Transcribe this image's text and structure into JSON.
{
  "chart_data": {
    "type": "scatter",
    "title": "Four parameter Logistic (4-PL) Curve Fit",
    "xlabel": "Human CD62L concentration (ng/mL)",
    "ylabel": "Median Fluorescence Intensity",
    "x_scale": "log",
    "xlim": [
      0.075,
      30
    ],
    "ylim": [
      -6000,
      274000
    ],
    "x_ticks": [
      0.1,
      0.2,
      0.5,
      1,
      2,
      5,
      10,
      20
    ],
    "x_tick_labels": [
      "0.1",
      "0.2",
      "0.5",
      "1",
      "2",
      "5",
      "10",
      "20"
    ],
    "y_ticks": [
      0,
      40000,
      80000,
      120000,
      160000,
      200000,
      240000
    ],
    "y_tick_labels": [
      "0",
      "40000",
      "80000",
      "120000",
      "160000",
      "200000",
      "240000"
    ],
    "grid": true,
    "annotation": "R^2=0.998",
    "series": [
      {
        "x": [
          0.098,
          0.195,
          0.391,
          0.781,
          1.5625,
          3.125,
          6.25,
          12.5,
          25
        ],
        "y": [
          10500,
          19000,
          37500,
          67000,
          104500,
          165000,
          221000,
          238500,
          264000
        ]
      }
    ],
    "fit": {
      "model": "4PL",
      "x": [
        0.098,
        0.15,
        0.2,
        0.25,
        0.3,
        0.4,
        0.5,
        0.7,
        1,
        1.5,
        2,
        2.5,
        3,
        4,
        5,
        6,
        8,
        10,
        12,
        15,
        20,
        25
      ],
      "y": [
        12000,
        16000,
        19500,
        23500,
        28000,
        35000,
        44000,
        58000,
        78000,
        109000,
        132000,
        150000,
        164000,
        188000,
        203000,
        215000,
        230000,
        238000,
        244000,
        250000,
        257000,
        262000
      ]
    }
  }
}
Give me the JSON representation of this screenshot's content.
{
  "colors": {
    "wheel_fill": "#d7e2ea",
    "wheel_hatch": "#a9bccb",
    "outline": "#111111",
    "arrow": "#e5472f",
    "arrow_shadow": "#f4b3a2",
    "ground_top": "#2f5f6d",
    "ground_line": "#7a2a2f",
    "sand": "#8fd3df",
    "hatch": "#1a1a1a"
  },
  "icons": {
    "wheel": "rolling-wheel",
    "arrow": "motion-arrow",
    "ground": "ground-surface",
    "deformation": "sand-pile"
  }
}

TASK DIRECTIONS: Copy out each line exactly.

SOLUTION TO THE EXERCISE:
Transcribe this image's text and structure into JSON.
{
  "chart_data": {
    "type": "scatter",
    "title": "Four parameter Logistic (4-PL) Curve Fit",
    "xlabel": "Human CD62L concentration (ng/mL)",
    "ylabel": "Median Fluorescence Intensity",
    "x_scale": "log",
    "xlim": [
      0.075,
      30
    ],
    "ylim": [
      -6000,
      274000
    ],
    "x_ticks": [
      0.1,
      0.2,
      0.5,
      1,
      2,
      5,
      10,
      20
    ],
    "x_tick_labels": [
      "0.1",
      "0.2",
      "0.5",
      "1",
      "2",
      "5",
      "10",
      "20"
    ],
    "y_ticks": [
      0,
      40000,
      80000,
      120000,
      160000,
      200000,
      240000
    ],
    "y_tick_labels": [
      "0",
      "40000",
      "80000",
      "120000",
      "160000",
      "200000",
      "240000"
    ],
    "grid": true,
    "annotation": "R^2=0.998",
    "series": [
      {
        "x": [
          0.098,
          0.195,
          0.391,
          0.781,
          1.5625,
          3.125,
          6.25,
          12.5,
          25
        ],
        "y": [
          10500,
          19000,
          37500,
          67000,
          104500,
          165000,
          221000,
          238500,
          264000
        ]
      }
    ],
    "fit": {
      "model": "4PL",
      "x": [
        0.098,
        0.15,
        0.2,
        0.25,
        0.3,
        0.4,
        0.5,
        0.7,
        1,
        1.5,
        2,
        2.5,
        3,
        4,
        5,
        6,
        8,
        10,
        12,
        15,
        20,
        25
      ],
      "y": [
        12000,
        16000,
        19500,
        23500,
        28000,
        35000,
        44000,
        58000,
        78000,
        109000,
        132000,
        150000,
        164000,
        188000,
        203000,
        215000,
        230000,
        238000,
        244000,
        250000,
        257000,
        262000
      ]
    }
  }
}
Give me the JSON representation of this screenshot's content.
{
  "colors": {
    "wheel_fill": "#d7e2ea",
    "wheel_hatch": "#a9bccb",
    "outline": "#111111",
    "arrow": "#e5472f",
    "arrow_shadow": "#f4b3a2",
    "ground_top": "#2f5f6d",
    "ground_line": "#7a2a2f",
    "sand": "#8fd3df",
    "hatch": "#1a1a1a"
  },
  "icons": {
    "wheel": "rolling-wheel",
    "arrow": "motion-arrow",
    "ground": "ground-surface",
    "deformation": "sand-pile"
  }
}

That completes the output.